--- DATA SUPPLIED ---
------------------------
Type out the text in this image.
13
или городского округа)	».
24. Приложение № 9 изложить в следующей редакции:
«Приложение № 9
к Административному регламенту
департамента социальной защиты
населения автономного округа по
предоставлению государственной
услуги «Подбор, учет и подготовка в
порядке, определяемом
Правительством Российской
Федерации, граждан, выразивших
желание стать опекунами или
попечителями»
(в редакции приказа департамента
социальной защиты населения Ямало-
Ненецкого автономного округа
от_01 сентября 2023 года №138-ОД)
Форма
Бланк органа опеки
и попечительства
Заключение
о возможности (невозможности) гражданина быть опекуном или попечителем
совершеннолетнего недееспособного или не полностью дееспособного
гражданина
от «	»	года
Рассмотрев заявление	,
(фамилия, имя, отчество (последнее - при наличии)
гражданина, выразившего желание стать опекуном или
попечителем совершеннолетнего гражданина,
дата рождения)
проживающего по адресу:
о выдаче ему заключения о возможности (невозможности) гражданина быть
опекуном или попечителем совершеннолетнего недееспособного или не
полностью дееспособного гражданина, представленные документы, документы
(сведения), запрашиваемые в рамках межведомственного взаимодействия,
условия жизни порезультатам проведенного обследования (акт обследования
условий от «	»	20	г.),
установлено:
------------------------
--- EXERCISE ---
Copy out the whole listing exactly.

--- ANSWER TO THE EXERCISE ---
Type out the text in this image.
13
или городского округа)	».
24. Приложение № 9 изложить в следующей редакции:
«Приложение № 9
к Административному регламенту
департамента социальной защиты
населения автономного округа по
предоставлению государственной
услуги «Подбор, учет и подготовка в
порядке, определяемом
Правительством Российской
Федерации, граждан, выразивших
желание стать опекунами или
попечителями»
(в редакции приказа департамента
социальной защиты населения Ямало-
Ненецкого автономного округа
от_01 сентября 2023 года №138-ОД)
Форма
Бланк органа опеки
и попечительства
Заключение
о возможности (невозможности) гражданина быть опекуном или попечителем
совершеннолетнего недееспособного или не полностью дееспособного
гражданина
от «	»	года
Рассмотрев заявление	,
(фамилия, имя, отчество (последнее - при наличии)
гражданина, выразившего желание стать опекуном или
попечителем совершеннолетнего гражданина,
дата рождения)
проживающего по адресу:
о выдаче ему заключения о возможности (невозможности) гражданина быть
опекуном или попечителем совершеннолетнего недееспособного или не
полностью дееспособного гражданина, представленные документы, документы
(сведения), запрашиваемые в рамках межведомственного взаимодействия,
условия жизни порезультатам проведенного обследования (акт обследования
условий от «	»	20	г.),
установлено:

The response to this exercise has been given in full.